[Start Exercise material]

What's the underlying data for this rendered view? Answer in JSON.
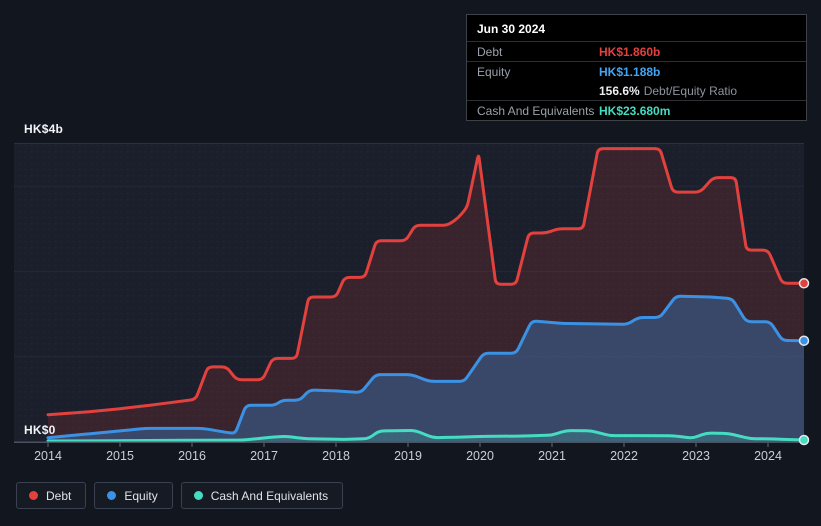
{
  "y_axis": {
    "top_label": "HK$4b",
    "zero_label": "HK$0"
  },
  "tooltip": {
    "date": "Jun 30 2024",
    "debt_label": "Debt",
    "debt_value": "HK$1.860b",
    "equity_label": "Equity",
    "equity_value": "HK$1.188b",
    "ratio_value": "156.6%",
    "ratio_label": "Debt/Equity Ratio",
    "cash_label": "Cash And Equivalents",
    "cash_value": "HK$23.680m"
  },
  "legend": {
    "debt": "Debt",
    "equity": "Equity",
    "cash": "Cash And Equivalents"
  },
  "colors": {
    "debt": "#e2413d",
    "debt_fill": "rgba(226,65,61,0.16)",
    "equity": "#3b92e4",
    "equity_tooltip": "#41a5f4",
    "equity_fill": "rgba(59,146,228,0.32)",
    "cash": "#45dcc2",
    "cash_fill": "rgba(69,220,194,0.20)",
    "background": "#12161f",
    "plot_background": "#1a1f2b",
    "gridline": "#232937",
    "plot_top_border": "#2c3340",
    "axis_line": "#4a5260",
    "x_tick_label": "#c9cfd7"
  },
  "chart_data": {
    "type": "area",
    "y_unit": "HK$ billions",
    "ylim": [
      0,
      4
    ],
    "x_range": [
      2014,
      2024.5
    ],
    "y_gridlines": [
      1,
      2,
      3
    ],
    "top_border_value": 3.5,
    "x_ticks": [
      {
        "year": 2014,
        "label": "2014"
      },
      {
        "year": 2015,
        "label": "2015"
      },
      {
        "year": 2016,
        "label": "2016"
      },
      {
        "year": 2017,
        "label": "2017"
      },
      {
        "year": 2018,
        "label": "2018"
      },
      {
        "year": 2019,
        "label": "2019"
      },
      {
        "year": 2020,
        "label": "2020"
      },
      {
        "year": 2021,
        "label": "2021"
      },
      {
        "year": 2022,
        "label": "2022"
      },
      {
        "year": 2023,
        "label": "2023"
      },
      {
        "year": 2024,
        "label": "2024"
      }
    ],
    "series": [
      {
        "name": "Debt",
        "color": "#e2413d",
        "fill": "rgba(226,65,61,0.16)",
        "end_value_label": "HK$1.860b",
        "points": [
          [
            2014,
            0.32
          ],
          [
            2014.5,
            0.35
          ],
          [
            2015,
            0.39
          ],
          [
            2015.5,
            0.44
          ],
          [
            2016.05,
            0.5
          ],
          [
            2016.22,
            0.88
          ],
          [
            2016.48,
            0.88
          ],
          [
            2016.62,
            0.73
          ],
          [
            2016.98,
            0.73
          ],
          [
            2017.12,
            0.98
          ],
          [
            2017.45,
            0.98
          ],
          [
            2017.62,
            1.7
          ],
          [
            2018,
            1.7
          ],
          [
            2018.12,
            1.93
          ],
          [
            2018.4,
            1.93
          ],
          [
            2018.56,
            2.36
          ],
          [
            2018.97,
            2.36
          ],
          [
            2019.1,
            2.54
          ],
          [
            2019.55,
            2.54
          ],
          [
            2019.7,
            2.63
          ],
          [
            2019.82,
            2.75
          ],
          [
            2019.98,
            3.38
          ],
          [
            2020.22,
            1.85
          ],
          [
            2020.5,
            1.85
          ],
          [
            2020.68,
            2.45
          ],
          [
            2020.92,
            2.45
          ],
          [
            2021.08,
            2.5
          ],
          [
            2021.43,
            2.5
          ],
          [
            2021.64,
            3.44
          ],
          [
            2022.5,
            3.44
          ],
          [
            2022.68,
            2.93
          ],
          [
            2023.06,
            2.93
          ],
          [
            2023.24,
            3.1
          ],
          [
            2023.55,
            3.1
          ],
          [
            2023.7,
            2.25
          ],
          [
            2024,
            2.25
          ],
          [
            2024.2,
            1.86
          ],
          [
            2024.5,
            1.86
          ]
        ]
      },
      {
        "name": "Equity",
        "color": "#3b92e4",
        "fill": "rgba(59,146,228,0.32)",
        "end_value_label": "HK$1.188b",
        "points": [
          [
            2014,
            0.05
          ],
          [
            2014.5,
            0.09
          ],
          [
            2015,
            0.13
          ],
          [
            2015.35,
            0.16
          ],
          [
            2016.15,
            0.16
          ],
          [
            2016.5,
            0.11
          ],
          [
            2016.6,
            0.1
          ],
          [
            2016.75,
            0.43
          ],
          [
            2017.15,
            0.43
          ],
          [
            2017.25,
            0.49
          ],
          [
            2017.5,
            0.49
          ],
          [
            2017.63,
            0.61
          ],
          [
            2018,
            0.6
          ],
          [
            2018.35,
            0.58
          ],
          [
            2018.55,
            0.79
          ],
          [
            2019.05,
            0.79
          ],
          [
            2019.3,
            0.71
          ],
          [
            2019.78,
            0.71
          ],
          [
            2020.05,
            1.04
          ],
          [
            2020.5,
            1.04
          ],
          [
            2020.72,
            1.42
          ],
          [
            2021.15,
            1.39
          ],
          [
            2022.05,
            1.38
          ],
          [
            2022.2,
            1.46
          ],
          [
            2022.5,
            1.46
          ],
          [
            2022.72,
            1.71
          ],
          [
            2023.2,
            1.7
          ],
          [
            2023.5,
            1.68
          ],
          [
            2023.7,
            1.41
          ],
          [
            2024.03,
            1.41
          ],
          [
            2024.2,
            1.19
          ],
          [
            2024.5,
            1.188
          ]
        ]
      },
      {
        "name": "Cash And Equivalents",
        "color": "#45dcc2",
        "fill": "rgba(69,220,194,0.20)",
        "end_value_label": "HK$23.680m",
        "points": [
          [
            2014,
            0.012
          ],
          [
            2015,
            0.016
          ],
          [
            2016,
            0.02
          ],
          [
            2016.7,
            0.022
          ],
          [
            2017.1,
            0.055
          ],
          [
            2017.3,
            0.068
          ],
          [
            2017.55,
            0.04
          ],
          [
            2018.1,
            0.03
          ],
          [
            2018.45,
            0.04
          ],
          [
            2018.6,
            0.13
          ],
          [
            2019.1,
            0.135
          ],
          [
            2019.35,
            0.05
          ],
          [
            2019.6,
            0.055
          ],
          [
            2020,
            0.065
          ],
          [
            2020.6,
            0.07
          ],
          [
            2021,
            0.08
          ],
          [
            2021.2,
            0.135
          ],
          [
            2021.55,
            0.13
          ],
          [
            2021.8,
            0.075
          ],
          [
            2022.7,
            0.072
          ],
          [
            2022.95,
            0.045
          ],
          [
            2023.15,
            0.105
          ],
          [
            2023.45,
            0.1
          ],
          [
            2023.75,
            0.04
          ],
          [
            2024.1,
            0.035
          ],
          [
            2024.5,
            0.024
          ]
        ]
      }
    ]
  }
}
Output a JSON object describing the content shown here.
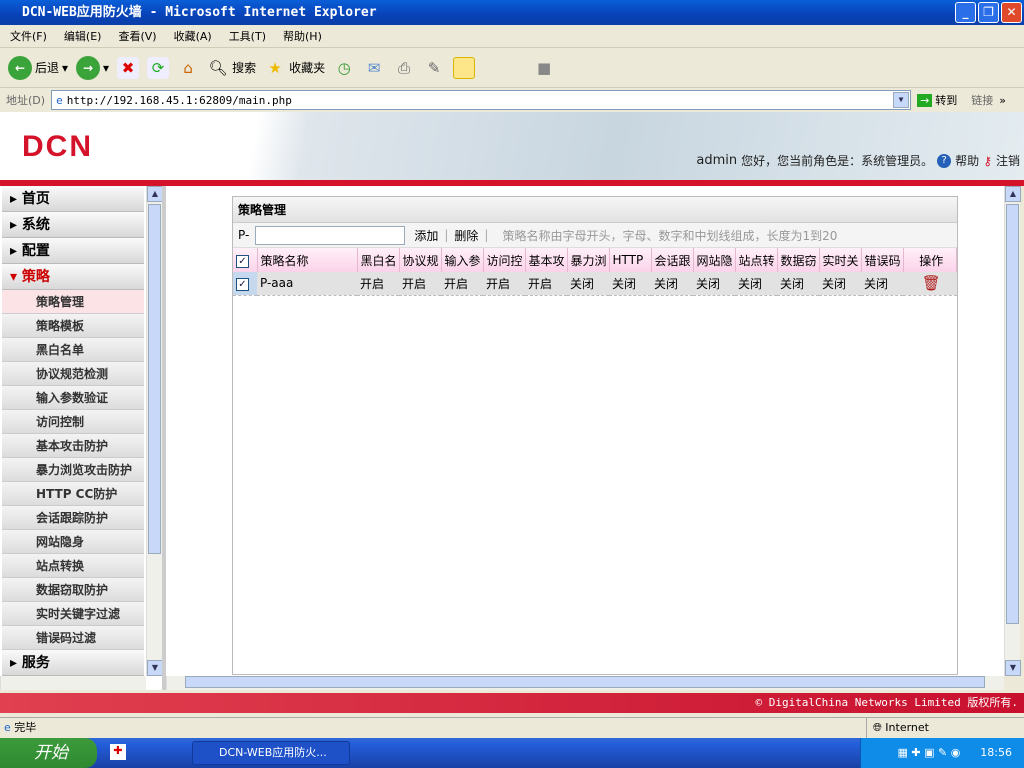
{
  "window": {
    "title": "DCN-WEB应用防火墙 - Microsoft Internet Explorer"
  },
  "menu": [
    "文件(F)",
    "编辑(E)",
    "查看(V)",
    "收藏(A)",
    "工具(T)",
    "帮助(H)"
  ],
  "toolbar": {
    "back": "后退",
    "search": "搜索",
    "favorites": "收藏夹"
  },
  "address": {
    "label": "地址(D)",
    "url": "http://192.168.45.1:62809/main.php",
    "go": "转到",
    "links": "链接"
  },
  "banner": {
    "logo": "DCN",
    "user": "admin",
    "greeting": "您好，您当前角色是：系统管理员。",
    "help": "帮助",
    "logout": "注销"
  },
  "sidebar": {
    "top": [
      "首页",
      "系统",
      "配置"
    ],
    "open": "策略",
    "subs": [
      "策略管理",
      "策略模板",
      "黑白名单",
      "协议规范检测",
      "输入参数验证",
      "访问控制",
      "基本攻击防护",
      "暴力浏览攻击防护",
      "HTTP CC防护",
      "会话跟踪防护",
      "网站隐身",
      "站点转换",
      "数据窃取防护",
      "实时关键字过滤",
      "错误码过滤"
    ],
    "bottom": "服务"
  },
  "panel": {
    "title": "策略管理",
    "prefix": "P-",
    "input_value": "",
    "add": "添加",
    "delete": "删除",
    "hint": "策略名称由字母开头，字母、数字和中划线组成，长度为1到20",
    "columns": [
      "策略名称",
      "黑白名",
      "协议规",
      "输入参",
      "访问控",
      "基本攻",
      "暴力浏",
      "HTTP",
      "会话跟",
      "网站隐",
      "站点转",
      "数据窃",
      "实时关",
      "错误码",
      "操作"
    ],
    "rows": [
      {
        "name": "P-aaa",
        "checked": true,
        "values": [
          "开启",
          "开启",
          "开启",
          "开启",
          "开启",
          "关闭",
          "关闭",
          "关闭",
          "关闭",
          "关闭",
          "关闭",
          "关闭",
          "关闭"
        ]
      }
    ]
  },
  "footer": "© DigitalChina Networks Limited 版权所有.",
  "status": {
    "text": "完毕",
    "zone": "Internet"
  },
  "taskbar": {
    "start": "开始",
    "task": "DCN-WEB应用防火...",
    "time": "18:56"
  }
}
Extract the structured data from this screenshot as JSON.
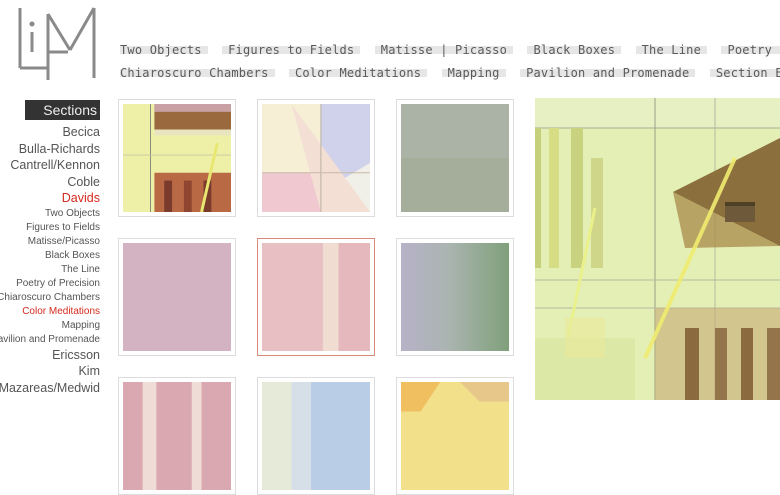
{
  "logo": {
    "icon": "lim-logo-icon",
    "text": "LiM"
  },
  "topnav": {
    "row1": [
      "Two Objects",
      "Figures to Fields",
      "Matisse | Picasso",
      "Black Boxes",
      "The Line",
      "Poetry of Precision"
    ],
    "row2": [
      "Chiaroscuro Chambers",
      "Color Meditations",
      "Mapping",
      "Pavilion and Promenade",
      "Section Exercises"
    ]
  },
  "sidebar": {
    "heading": "Sections",
    "items": [
      {
        "label": "Becica",
        "type": "major",
        "active": false
      },
      {
        "label": "Bulla-Richards",
        "type": "major",
        "active": false
      },
      {
        "label": "Cantrell/Kennon",
        "type": "major",
        "active": false
      },
      {
        "label": "Coble",
        "type": "major",
        "active": false
      },
      {
        "label": "Davids",
        "type": "major",
        "active": true
      },
      {
        "label": "Two Objects",
        "type": "minor",
        "active": false
      },
      {
        "label": "Figures to Fields",
        "type": "minor",
        "active": false
      },
      {
        "label": "Matisse/Picasso",
        "type": "minor",
        "active": false
      },
      {
        "label": "Black Boxes",
        "type": "minor",
        "active": false
      },
      {
        "label": "The Line",
        "type": "minor",
        "active": false
      },
      {
        "label": "Poetry of Precision",
        "type": "minor",
        "active": false
      },
      {
        "label": "Chiaroscuro Chambers",
        "type": "minor",
        "active": false
      },
      {
        "label": "Color Meditations",
        "type": "minor",
        "active": true
      },
      {
        "label": "Mapping",
        "type": "minor",
        "active": false
      },
      {
        "label": "Pavilion and Promenade",
        "type": "minor",
        "active": false
      },
      {
        "label": "Ericsson",
        "type": "major",
        "active": false
      },
      {
        "label": "Kim",
        "type": "major",
        "active": false
      },
      {
        "label": "Mazareas/Medwid",
        "type": "major",
        "active": false
      }
    ]
  },
  "colors": {
    "active": "#d52a1e",
    "heading_bg": "#333333",
    "nav_highlight": "#e6e6e6",
    "main_image_bg": "#e2efb2"
  }
}
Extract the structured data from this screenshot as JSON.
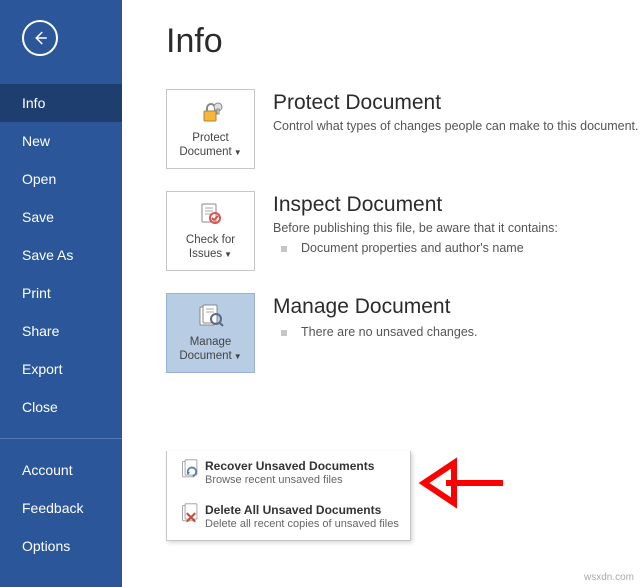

[End Exercise material]

* [Your objective] Gather all lines from the records above in which "JSON" appears.

* [Task result]
What's the underlying data for this rendered view? Answer in JSON.
Output a JSON object describing the content shown here.
Extract the structured data from this screenshot as JSON.
Extract the structured data from this screenshot as JSON.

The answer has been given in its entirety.